▶ _Dataset content_:
++++++++++

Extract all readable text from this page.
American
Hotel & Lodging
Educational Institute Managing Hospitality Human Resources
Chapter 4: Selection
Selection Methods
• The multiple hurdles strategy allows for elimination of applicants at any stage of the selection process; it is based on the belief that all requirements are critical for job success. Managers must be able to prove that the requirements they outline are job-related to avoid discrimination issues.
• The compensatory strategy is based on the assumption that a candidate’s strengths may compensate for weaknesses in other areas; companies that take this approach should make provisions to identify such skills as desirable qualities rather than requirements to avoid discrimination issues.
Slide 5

++++++++++

Retype the records in full. Keep every line identical to the original.

▶ _Solution to this problem_:
Extract all readable text from this page.
American
Hotel & Lodging
Educational Institute Managing Hospitality Human Resources
Chapter 4: Selection
Selection Methods
• The multiple hurdles strategy allows for elimination of applicants at any stage of the selection process; it is based on the belief that all requirements are critical for job success. Managers must be able to prove that the requirements they outline are job-related to avoid discrimination issues.
• The compensatory strategy is based on the assumption that a candidate’s strengths may compensate for weaknesses in other areas; companies that take this approach should make provisions to identify such skills as desirable qualities rather than requirements to avoid discrimination issues.
Slide 5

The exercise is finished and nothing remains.